(Given data):
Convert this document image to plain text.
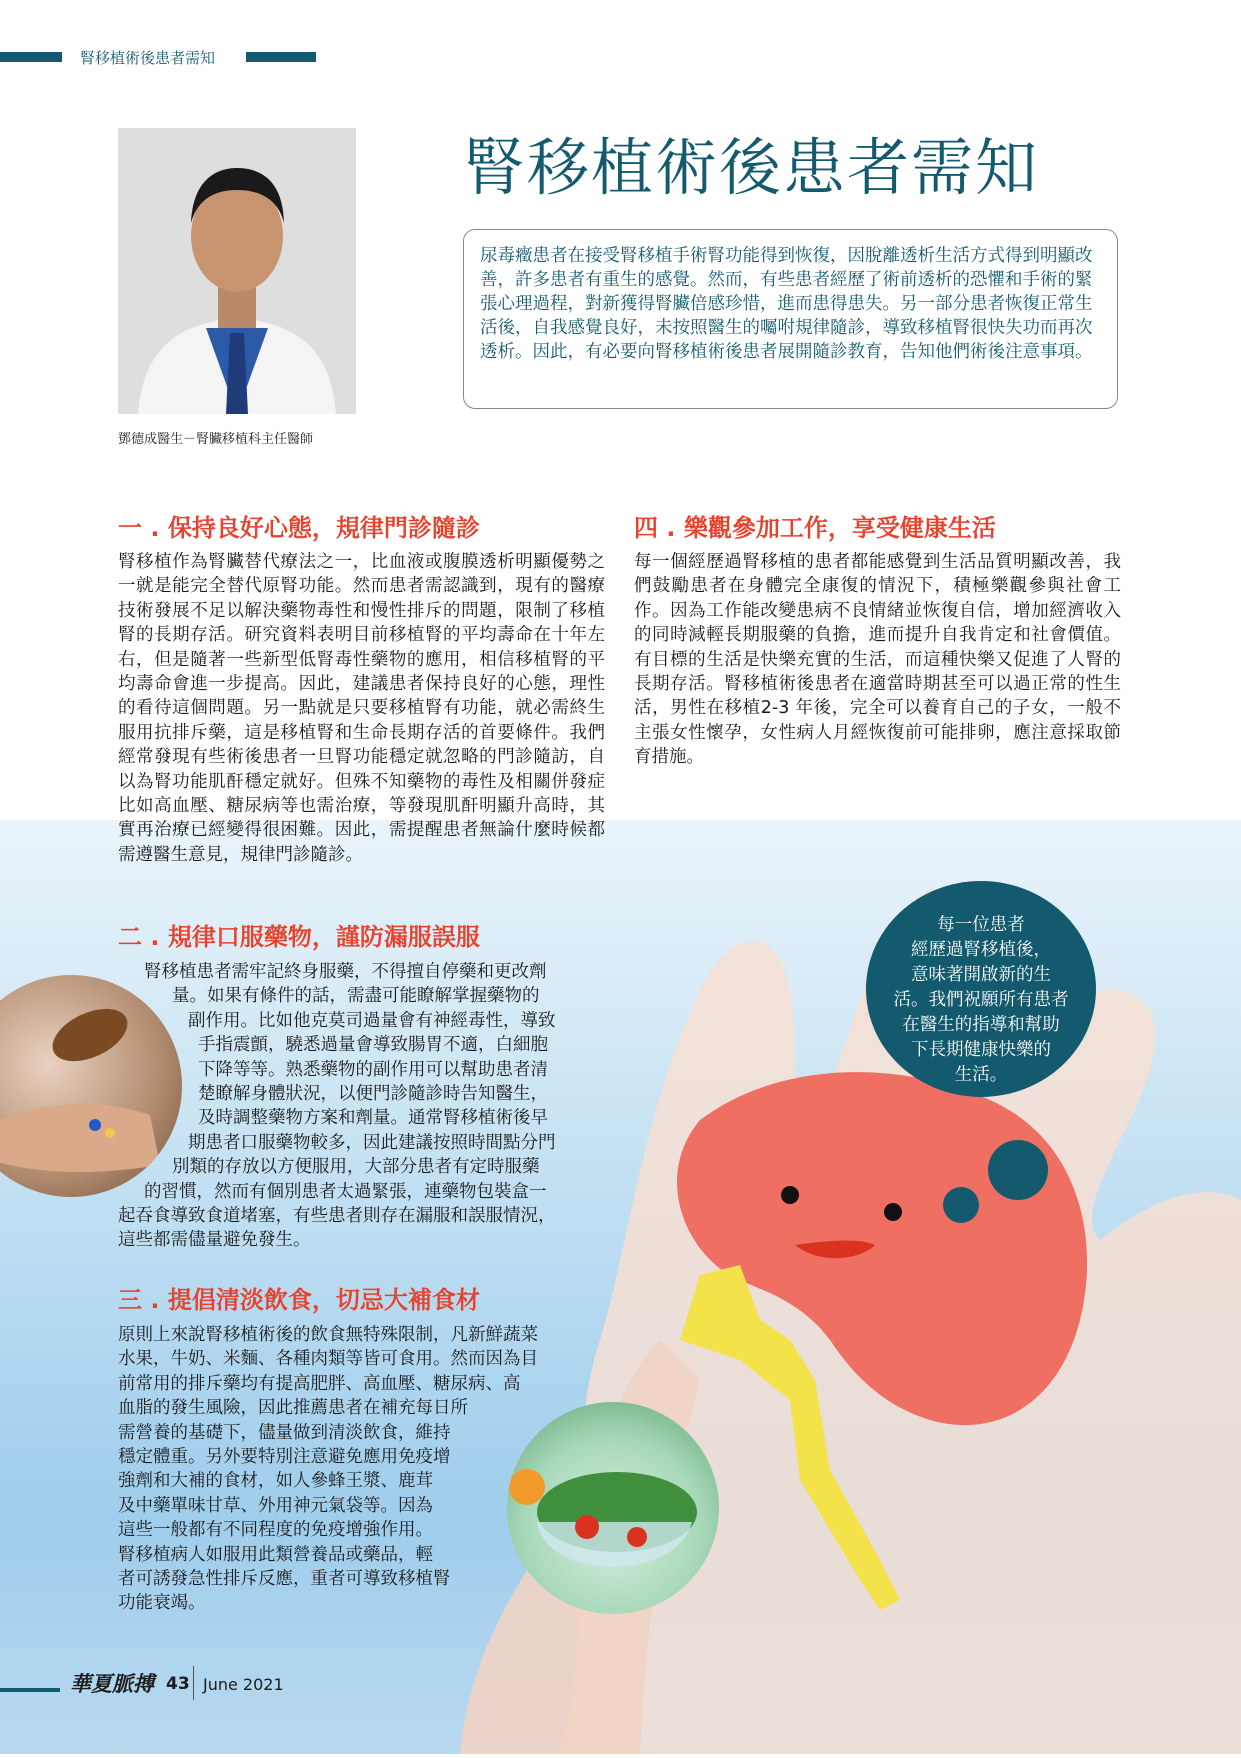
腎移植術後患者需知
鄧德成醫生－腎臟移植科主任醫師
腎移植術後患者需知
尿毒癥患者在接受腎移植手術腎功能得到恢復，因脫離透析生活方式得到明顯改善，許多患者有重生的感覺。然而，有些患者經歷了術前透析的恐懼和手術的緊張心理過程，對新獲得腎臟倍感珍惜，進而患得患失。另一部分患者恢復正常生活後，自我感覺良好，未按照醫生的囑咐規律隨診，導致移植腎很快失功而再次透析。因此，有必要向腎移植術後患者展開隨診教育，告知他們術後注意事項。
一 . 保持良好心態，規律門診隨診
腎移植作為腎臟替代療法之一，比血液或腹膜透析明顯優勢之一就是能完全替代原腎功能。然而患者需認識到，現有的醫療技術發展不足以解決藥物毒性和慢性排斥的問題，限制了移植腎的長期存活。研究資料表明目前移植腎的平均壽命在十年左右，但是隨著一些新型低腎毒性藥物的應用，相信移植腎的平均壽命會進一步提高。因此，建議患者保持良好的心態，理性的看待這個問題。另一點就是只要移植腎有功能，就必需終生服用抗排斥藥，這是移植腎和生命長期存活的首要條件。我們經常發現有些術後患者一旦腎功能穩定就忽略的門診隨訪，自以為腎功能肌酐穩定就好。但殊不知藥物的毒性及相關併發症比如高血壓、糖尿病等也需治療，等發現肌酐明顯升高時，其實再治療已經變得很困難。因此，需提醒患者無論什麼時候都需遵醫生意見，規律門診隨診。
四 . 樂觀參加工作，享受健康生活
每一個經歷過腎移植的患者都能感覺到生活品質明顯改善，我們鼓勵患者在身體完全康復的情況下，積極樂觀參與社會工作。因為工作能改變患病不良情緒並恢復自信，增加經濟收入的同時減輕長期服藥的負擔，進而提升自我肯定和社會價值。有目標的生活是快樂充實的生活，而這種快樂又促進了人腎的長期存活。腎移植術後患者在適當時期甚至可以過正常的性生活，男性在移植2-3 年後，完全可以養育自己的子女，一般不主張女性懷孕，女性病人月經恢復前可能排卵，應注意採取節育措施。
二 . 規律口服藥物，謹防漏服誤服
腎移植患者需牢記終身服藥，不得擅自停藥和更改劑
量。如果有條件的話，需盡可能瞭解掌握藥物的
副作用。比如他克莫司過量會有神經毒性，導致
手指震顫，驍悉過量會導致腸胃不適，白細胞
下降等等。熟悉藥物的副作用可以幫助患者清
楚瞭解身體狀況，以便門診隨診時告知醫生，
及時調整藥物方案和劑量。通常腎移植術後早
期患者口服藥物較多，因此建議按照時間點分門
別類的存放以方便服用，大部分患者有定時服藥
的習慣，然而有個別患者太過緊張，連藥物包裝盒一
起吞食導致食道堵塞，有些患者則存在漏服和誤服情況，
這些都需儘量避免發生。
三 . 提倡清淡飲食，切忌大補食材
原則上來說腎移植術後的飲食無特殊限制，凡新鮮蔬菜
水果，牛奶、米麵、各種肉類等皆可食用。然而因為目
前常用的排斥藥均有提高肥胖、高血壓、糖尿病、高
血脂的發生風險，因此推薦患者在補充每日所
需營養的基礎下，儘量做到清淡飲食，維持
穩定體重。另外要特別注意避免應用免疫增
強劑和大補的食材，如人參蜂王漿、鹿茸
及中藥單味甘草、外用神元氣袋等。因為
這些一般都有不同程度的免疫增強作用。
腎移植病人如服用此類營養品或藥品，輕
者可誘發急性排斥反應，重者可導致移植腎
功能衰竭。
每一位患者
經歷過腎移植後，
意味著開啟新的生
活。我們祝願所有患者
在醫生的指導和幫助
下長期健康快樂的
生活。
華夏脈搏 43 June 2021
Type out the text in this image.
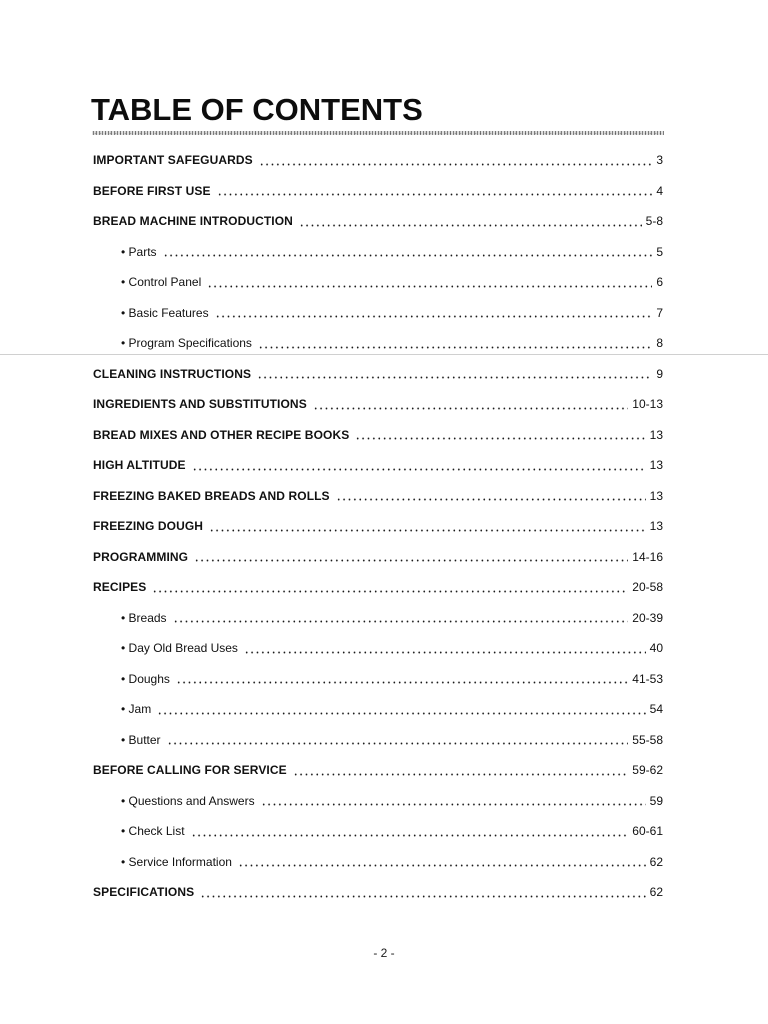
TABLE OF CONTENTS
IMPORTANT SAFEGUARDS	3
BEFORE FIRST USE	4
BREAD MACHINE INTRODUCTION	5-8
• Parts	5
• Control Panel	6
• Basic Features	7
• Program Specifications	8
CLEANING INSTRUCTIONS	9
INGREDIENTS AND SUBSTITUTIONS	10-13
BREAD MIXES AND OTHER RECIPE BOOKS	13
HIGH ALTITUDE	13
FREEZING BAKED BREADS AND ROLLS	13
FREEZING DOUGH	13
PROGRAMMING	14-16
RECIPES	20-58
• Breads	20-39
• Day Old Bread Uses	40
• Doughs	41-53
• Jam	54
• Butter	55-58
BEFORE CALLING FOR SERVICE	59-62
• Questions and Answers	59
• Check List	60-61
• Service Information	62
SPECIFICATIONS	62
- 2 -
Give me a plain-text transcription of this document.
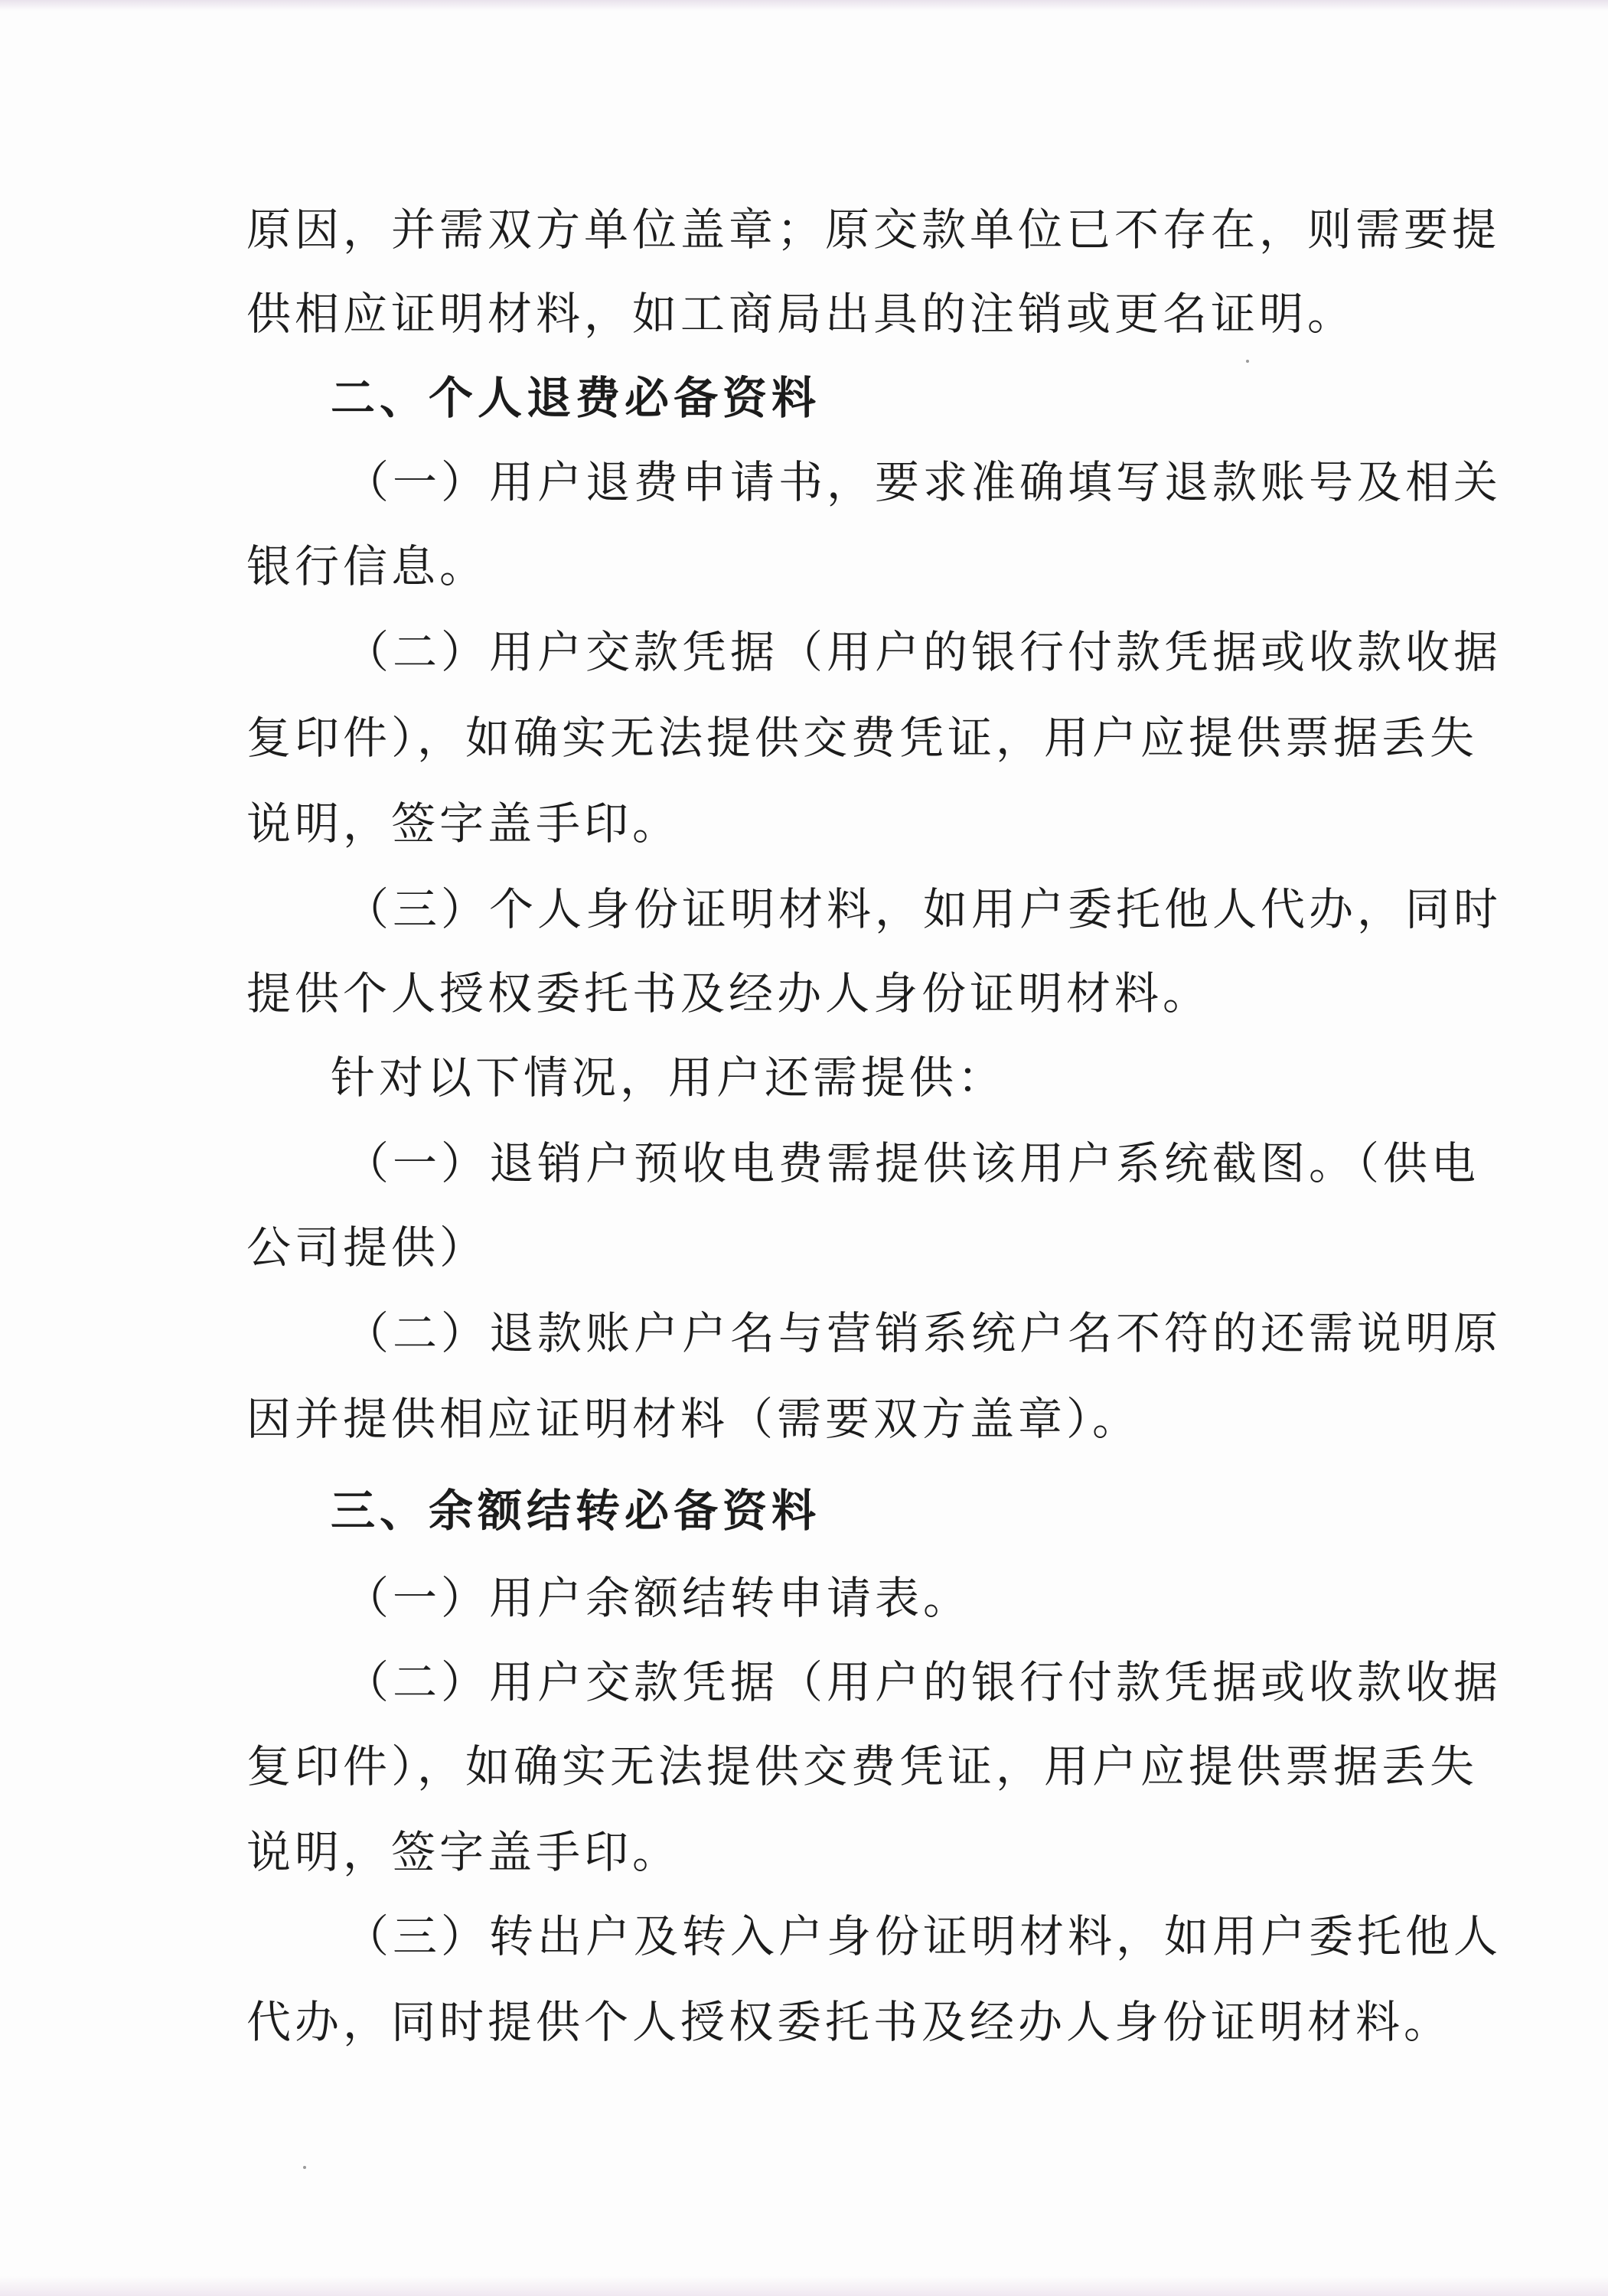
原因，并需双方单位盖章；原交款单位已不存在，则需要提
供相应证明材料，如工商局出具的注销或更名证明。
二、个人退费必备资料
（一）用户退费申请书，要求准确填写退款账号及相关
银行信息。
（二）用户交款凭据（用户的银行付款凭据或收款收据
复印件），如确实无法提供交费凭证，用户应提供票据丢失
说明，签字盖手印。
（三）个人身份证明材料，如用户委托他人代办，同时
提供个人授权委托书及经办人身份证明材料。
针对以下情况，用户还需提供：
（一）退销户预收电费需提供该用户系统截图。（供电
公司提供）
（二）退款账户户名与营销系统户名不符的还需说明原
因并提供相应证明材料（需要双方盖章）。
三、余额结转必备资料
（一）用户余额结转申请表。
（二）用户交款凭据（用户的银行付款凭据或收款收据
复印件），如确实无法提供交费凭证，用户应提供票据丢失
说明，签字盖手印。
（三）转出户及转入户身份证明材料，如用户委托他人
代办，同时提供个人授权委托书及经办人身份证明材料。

(What is required):
Beginning with the line that contains "Give me a plain-text" and ending with the last line of the data above, output those lines exactly and nothing more, without any pictures.

(Result for this exercise):
Give me a plain-text transcription of this document.
原因，并需双方单位盖章；原交款单位已不存在，则需要提
供相应证明材料，如工商局出具的注销或更名证明。
二、个人退费必备资料
（一）用户退费申请书，要求准确填写退款账号及相关
银行信息。
（二）用户交款凭据（用户的银行付款凭据或收款收据
复印件），如确实无法提供交费凭证，用户应提供票据丢失
说明，签字盖手印。
（三）个人身份证明材料，如用户委托他人代办，同时
提供个人授权委托书及经办人身份证明材料。
针对以下情况，用户还需提供：
（一）退销户预收电费需提供该用户系统截图。（供电
公司提供）
（二）退款账户户名与营销系统户名不符的还需说明原
因并提供相应证明材料（需要双方盖章）。
三、余额结转必备资料
（一）用户余额结转申请表。
（二）用户交款凭据（用户的银行付款凭据或收款收据
复印件），如确实无法提供交费凭证，用户应提供票据丢失
说明，签字盖手印。
（三）转出户及转入户身份证明材料，如用户委托他人
代办，同时提供个人授权委托书及经办人身份证明材料。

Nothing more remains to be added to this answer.